Data tied to figure images:

>>>>>

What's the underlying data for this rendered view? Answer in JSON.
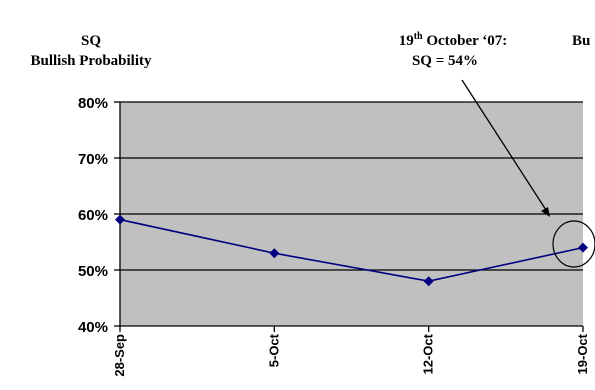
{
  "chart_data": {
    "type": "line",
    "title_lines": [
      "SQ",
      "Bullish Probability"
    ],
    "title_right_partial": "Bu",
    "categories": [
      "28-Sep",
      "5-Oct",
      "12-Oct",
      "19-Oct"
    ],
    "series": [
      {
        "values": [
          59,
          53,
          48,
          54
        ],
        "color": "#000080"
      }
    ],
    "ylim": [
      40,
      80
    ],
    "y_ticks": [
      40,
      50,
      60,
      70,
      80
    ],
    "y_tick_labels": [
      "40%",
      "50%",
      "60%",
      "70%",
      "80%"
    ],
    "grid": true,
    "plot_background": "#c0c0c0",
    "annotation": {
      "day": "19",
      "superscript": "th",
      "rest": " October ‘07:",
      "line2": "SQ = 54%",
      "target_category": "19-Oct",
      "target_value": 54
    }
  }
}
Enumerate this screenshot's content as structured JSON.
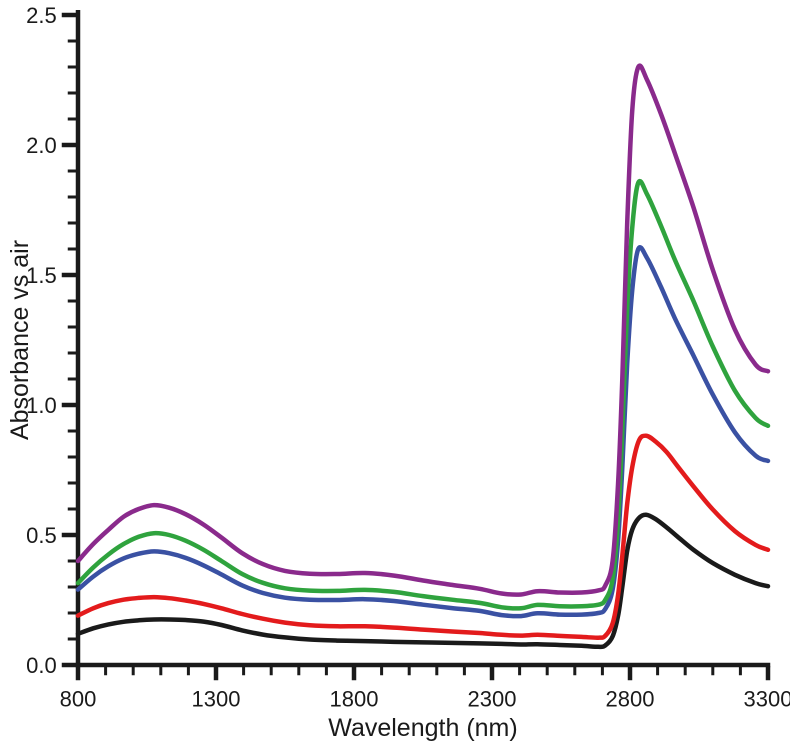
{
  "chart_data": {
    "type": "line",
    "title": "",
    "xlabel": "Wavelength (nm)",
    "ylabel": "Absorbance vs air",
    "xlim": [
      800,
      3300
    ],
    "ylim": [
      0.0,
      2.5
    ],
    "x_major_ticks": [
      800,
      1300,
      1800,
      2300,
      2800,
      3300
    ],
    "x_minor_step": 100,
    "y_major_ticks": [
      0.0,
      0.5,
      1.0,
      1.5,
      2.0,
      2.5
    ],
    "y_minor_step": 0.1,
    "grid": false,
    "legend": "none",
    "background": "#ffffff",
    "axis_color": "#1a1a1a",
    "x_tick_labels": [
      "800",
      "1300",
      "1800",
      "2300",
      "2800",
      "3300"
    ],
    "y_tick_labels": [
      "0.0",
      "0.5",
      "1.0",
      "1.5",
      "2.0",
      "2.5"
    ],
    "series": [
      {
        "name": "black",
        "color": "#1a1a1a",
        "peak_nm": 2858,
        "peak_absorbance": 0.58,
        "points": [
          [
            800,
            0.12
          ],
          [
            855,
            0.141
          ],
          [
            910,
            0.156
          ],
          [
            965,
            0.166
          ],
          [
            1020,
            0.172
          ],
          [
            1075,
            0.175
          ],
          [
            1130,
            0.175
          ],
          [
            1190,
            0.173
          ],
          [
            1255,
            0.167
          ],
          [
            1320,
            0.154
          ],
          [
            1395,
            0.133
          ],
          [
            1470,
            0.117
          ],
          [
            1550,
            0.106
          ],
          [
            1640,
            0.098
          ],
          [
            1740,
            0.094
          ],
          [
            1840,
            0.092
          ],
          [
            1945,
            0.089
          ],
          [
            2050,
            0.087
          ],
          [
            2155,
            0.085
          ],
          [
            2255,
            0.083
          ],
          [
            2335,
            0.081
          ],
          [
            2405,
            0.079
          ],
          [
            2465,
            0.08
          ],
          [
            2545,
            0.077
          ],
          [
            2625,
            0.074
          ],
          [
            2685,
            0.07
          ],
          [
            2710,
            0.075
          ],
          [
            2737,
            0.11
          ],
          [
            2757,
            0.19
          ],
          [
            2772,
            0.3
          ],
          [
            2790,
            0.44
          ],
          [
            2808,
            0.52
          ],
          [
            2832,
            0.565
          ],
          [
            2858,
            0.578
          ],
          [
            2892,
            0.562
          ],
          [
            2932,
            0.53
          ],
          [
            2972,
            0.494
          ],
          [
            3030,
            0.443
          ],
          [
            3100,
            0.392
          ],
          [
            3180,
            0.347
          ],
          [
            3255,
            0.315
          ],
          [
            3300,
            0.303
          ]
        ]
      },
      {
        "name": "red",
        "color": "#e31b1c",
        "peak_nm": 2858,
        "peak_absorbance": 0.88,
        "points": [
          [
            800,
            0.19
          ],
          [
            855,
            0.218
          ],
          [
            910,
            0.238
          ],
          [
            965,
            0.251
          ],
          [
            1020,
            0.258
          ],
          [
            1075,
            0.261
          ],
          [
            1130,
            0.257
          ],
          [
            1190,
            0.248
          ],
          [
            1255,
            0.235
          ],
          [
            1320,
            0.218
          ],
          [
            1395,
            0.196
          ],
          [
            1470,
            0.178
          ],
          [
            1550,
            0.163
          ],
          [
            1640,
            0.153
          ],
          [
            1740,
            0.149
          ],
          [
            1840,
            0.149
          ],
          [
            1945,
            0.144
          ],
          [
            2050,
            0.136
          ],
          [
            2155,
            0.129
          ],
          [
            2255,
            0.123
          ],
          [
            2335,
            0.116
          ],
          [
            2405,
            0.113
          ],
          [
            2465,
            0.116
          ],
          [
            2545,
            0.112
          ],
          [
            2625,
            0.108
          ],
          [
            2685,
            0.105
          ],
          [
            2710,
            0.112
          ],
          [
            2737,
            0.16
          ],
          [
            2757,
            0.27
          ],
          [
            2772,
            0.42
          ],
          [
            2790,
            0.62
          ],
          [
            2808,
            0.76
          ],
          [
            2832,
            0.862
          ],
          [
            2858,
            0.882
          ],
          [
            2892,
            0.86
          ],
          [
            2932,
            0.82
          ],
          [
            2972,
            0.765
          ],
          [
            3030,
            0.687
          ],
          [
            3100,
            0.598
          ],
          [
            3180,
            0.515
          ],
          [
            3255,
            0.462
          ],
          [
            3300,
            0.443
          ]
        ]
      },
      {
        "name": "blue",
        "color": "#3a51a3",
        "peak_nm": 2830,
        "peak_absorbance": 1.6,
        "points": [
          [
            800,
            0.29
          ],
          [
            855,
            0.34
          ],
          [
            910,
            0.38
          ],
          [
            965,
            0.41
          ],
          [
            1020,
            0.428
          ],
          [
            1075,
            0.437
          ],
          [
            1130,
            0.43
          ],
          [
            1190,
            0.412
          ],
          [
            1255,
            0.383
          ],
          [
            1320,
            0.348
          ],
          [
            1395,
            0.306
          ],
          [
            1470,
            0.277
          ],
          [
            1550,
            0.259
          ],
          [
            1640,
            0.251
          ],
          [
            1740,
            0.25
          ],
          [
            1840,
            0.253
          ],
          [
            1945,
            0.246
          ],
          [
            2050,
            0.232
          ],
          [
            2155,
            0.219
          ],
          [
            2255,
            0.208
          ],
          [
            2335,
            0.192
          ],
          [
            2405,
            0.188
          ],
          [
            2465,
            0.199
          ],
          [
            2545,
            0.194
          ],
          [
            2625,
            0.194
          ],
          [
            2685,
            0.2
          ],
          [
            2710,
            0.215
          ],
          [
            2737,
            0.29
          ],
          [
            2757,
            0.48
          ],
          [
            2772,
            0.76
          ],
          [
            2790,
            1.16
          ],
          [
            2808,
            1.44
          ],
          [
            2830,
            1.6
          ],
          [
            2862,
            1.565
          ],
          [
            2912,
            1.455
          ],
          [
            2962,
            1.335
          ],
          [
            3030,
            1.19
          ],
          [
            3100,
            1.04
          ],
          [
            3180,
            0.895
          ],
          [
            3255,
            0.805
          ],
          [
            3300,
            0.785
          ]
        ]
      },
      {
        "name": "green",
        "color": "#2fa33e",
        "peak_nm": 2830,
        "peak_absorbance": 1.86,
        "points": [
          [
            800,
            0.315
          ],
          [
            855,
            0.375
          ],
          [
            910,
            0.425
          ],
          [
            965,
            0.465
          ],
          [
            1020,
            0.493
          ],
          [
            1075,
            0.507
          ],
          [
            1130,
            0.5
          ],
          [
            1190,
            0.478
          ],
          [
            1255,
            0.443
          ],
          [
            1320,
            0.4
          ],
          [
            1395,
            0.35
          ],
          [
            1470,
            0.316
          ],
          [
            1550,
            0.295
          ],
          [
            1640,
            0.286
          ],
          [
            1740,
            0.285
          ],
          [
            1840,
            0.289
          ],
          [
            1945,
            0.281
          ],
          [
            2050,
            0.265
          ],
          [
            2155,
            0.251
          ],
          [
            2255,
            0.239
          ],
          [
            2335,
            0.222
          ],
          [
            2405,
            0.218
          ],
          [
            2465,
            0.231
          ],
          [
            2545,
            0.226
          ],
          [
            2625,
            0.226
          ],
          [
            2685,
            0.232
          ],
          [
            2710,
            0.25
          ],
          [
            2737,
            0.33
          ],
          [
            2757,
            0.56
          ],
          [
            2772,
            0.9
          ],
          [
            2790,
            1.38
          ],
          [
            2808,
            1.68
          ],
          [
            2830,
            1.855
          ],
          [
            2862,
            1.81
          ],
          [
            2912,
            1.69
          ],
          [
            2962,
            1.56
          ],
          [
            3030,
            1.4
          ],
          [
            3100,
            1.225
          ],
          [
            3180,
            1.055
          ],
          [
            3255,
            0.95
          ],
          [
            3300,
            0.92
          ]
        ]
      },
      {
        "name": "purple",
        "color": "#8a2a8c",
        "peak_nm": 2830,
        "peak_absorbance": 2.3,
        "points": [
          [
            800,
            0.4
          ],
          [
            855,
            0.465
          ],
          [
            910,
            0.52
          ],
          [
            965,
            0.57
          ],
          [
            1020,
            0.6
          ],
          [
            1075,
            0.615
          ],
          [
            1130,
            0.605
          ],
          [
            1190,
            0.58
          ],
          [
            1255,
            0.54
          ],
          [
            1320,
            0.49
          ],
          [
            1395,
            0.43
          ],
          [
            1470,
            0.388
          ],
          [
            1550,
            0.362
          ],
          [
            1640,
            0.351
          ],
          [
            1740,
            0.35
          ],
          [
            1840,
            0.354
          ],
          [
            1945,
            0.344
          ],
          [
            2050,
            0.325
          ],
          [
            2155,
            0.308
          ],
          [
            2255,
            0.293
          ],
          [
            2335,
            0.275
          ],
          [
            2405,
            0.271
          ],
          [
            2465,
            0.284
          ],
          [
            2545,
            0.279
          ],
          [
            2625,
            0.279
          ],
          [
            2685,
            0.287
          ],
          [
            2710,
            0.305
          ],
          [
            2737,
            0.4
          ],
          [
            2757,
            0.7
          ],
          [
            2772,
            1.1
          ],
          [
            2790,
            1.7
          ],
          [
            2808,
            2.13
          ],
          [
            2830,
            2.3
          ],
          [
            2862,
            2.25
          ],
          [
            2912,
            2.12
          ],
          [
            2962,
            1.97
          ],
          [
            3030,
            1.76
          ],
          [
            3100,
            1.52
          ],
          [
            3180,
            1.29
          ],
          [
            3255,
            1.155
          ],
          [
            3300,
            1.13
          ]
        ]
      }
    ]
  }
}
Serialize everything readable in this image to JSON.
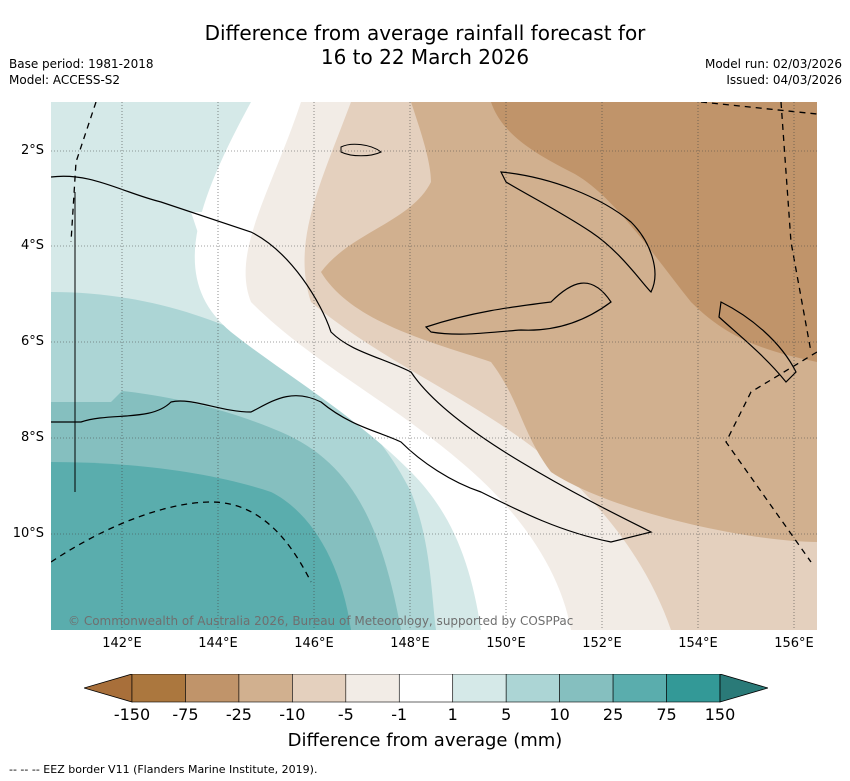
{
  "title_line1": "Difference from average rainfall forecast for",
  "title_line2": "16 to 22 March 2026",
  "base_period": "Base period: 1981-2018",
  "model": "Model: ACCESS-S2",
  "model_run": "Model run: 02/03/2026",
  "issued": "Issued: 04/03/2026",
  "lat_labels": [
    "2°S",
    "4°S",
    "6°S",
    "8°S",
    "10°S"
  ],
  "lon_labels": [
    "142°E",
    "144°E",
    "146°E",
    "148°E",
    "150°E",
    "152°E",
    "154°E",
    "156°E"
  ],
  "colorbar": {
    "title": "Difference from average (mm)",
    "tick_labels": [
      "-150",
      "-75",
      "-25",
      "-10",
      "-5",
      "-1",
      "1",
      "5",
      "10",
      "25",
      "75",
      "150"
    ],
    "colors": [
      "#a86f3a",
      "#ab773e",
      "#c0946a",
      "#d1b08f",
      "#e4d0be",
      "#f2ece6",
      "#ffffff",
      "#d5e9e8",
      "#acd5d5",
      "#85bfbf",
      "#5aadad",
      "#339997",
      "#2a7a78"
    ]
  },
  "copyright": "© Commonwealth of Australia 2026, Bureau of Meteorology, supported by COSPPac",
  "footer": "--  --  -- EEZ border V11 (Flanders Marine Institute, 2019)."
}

<<<<<

**GIVEN PROBLEM**: Count every line in the preceding entries where the string "name" appears, then state only the total.

**EXPECTED ANSWER**: 5